*** Material for this task

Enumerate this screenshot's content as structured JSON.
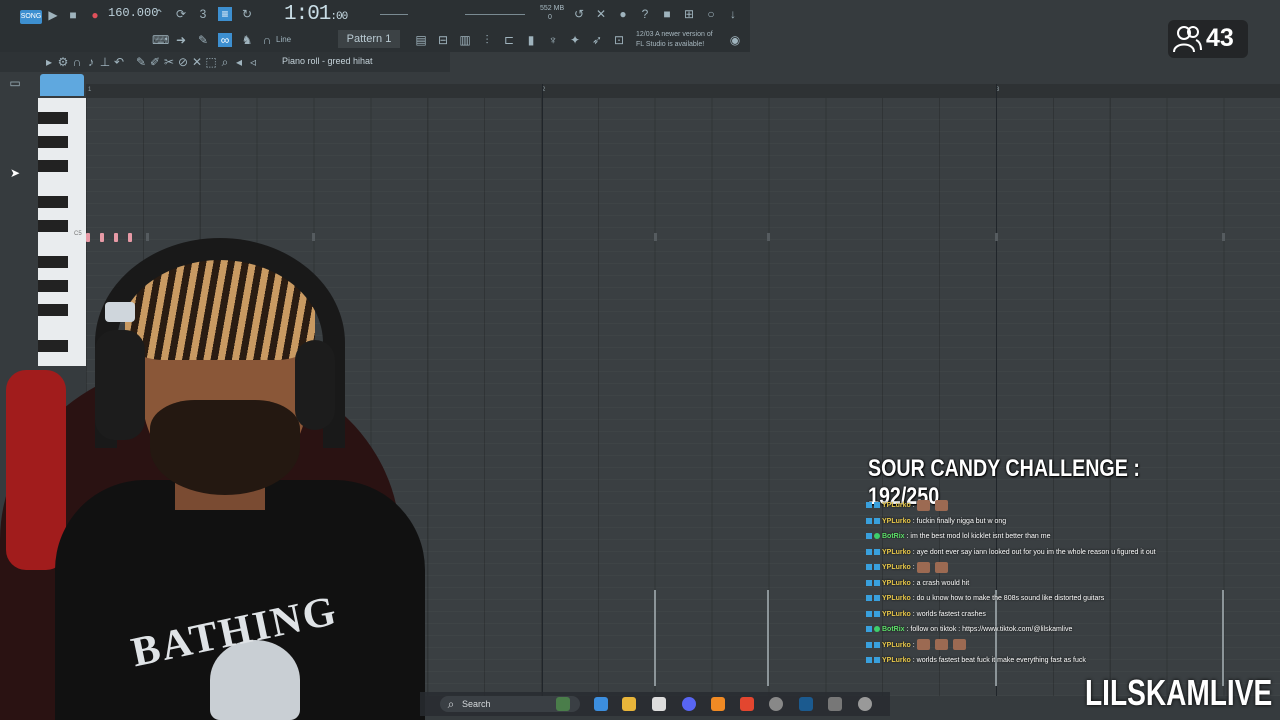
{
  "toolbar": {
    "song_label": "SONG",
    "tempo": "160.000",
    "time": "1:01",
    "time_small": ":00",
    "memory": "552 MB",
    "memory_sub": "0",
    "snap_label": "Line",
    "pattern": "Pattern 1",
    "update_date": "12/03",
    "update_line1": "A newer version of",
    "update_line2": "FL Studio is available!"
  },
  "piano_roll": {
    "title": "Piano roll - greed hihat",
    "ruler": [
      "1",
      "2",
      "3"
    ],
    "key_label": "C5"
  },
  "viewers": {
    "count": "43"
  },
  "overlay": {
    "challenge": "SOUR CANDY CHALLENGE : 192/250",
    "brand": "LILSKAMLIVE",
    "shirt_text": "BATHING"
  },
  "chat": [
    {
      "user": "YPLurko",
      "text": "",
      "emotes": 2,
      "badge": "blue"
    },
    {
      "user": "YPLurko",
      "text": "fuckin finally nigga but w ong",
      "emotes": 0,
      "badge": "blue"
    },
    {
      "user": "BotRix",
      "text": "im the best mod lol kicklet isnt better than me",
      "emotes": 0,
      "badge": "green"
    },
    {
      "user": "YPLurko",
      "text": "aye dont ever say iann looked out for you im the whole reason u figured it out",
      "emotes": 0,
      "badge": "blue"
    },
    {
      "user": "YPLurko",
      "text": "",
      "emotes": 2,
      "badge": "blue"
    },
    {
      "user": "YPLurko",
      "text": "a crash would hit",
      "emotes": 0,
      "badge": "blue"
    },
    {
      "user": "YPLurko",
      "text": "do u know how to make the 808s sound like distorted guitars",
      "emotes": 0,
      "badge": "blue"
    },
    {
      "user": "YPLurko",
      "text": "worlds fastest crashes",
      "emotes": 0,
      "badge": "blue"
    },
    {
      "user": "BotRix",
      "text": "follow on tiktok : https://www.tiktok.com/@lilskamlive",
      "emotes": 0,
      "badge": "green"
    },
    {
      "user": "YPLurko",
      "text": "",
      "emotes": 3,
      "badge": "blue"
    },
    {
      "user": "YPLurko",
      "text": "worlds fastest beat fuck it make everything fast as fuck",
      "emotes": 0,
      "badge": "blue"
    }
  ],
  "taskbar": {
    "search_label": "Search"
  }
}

******

§ What the task asks: List the lines that contain the word "worlds".

§ Reply to the exercise:
      "text": "worlds fastest crashes",
      "text": "worlds fastest beat fuck it make everything fast as fuck",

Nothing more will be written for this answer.